- Exercise
Copy all of the following lines down exactly.

== Items ==

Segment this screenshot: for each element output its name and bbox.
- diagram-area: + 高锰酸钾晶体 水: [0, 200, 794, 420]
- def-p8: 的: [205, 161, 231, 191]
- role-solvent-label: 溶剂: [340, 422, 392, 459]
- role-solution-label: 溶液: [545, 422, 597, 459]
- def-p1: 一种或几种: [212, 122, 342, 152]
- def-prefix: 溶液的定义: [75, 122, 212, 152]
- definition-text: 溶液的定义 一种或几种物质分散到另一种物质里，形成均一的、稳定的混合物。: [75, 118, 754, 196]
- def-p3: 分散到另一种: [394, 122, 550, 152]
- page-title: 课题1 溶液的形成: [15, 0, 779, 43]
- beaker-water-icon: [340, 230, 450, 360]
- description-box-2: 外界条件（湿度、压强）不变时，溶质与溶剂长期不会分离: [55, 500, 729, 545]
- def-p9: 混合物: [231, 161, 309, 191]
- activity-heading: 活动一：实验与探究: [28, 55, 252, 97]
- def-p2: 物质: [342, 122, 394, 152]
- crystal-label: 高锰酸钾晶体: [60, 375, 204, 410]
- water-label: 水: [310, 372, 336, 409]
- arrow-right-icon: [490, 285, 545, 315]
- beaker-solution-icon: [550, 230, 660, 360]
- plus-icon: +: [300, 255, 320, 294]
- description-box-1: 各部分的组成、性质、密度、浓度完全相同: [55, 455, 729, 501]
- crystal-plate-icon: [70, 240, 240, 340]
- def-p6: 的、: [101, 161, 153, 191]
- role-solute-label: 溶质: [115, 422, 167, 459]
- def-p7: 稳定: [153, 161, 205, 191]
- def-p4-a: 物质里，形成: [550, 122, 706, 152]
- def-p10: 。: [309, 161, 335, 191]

===

- Reply to the exercise
Segment this screenshot: for each element output its name and bbox.
- diagram-area: + 高锰酸钾晶体 水: [0, 200, 794, 420]
- def-p8: 的: [205, 161, 231, 191]
- role-solvent-label: 溶剂: [340, 422, 392, 459]
- role-solution-label: 溶液: [545, 422, 597, 459]
- def-p1: 一种或几种: [212, 122, 342, 152]
- def-prefix: 溶液的定义: [75, 122, 212, 152]
- definition-text: 溶液的定义 一种或几种物质分散到另一种物质里，形成均一的、稳定的混合物。: [75, 118, 754, 196]
- def-p3: 分散到另一种: [394, 122, 550, 152]
- page-title: 课题1 溶液的形成: [15, 0, 779, 43]
- beaker-water-icon: [340, 230, 450, 360]
- description-box-2: 外界条件（湿度、压强）不变时，溶质与溶剂长期不会分离: [55, 500, 729, 545]
- def-p9: 混合物: [231, 161, 309, 191]
- activity-heading: 活动一：实验与探究: [28, 55, 252, 97]
- def-p2: 物质: [342, 122, 394, 152]
- crystal-label: 高锰酸钾晶体: [60, 375, 204, 410]
- water-label: 水: [310, 372, 336, 409]
- arrow-right-icon: [490, 285, 545, 315]
- beaker-solution-icon: [550, 230, 660, 360]
- plus-icon: +: [300, 255, 320, 294]
- description-box-1: 各部分的组成、性质、密度、浓度完全相同: [55, 455, 729, 501]
- crystal-plate-icon: [70, 240, 240, 340]
- def-p6: 的、: [101, 161, 153, 191]
- role-solute-label: 溶质: [115, 422, 167, 459]
- def-p7: 稳定: [153, 161, 205, 191]
- def-p4-a: 物质里，形成: [550, 122, 706, 152]
- def-p10: 。: [309, 161, 335, 191]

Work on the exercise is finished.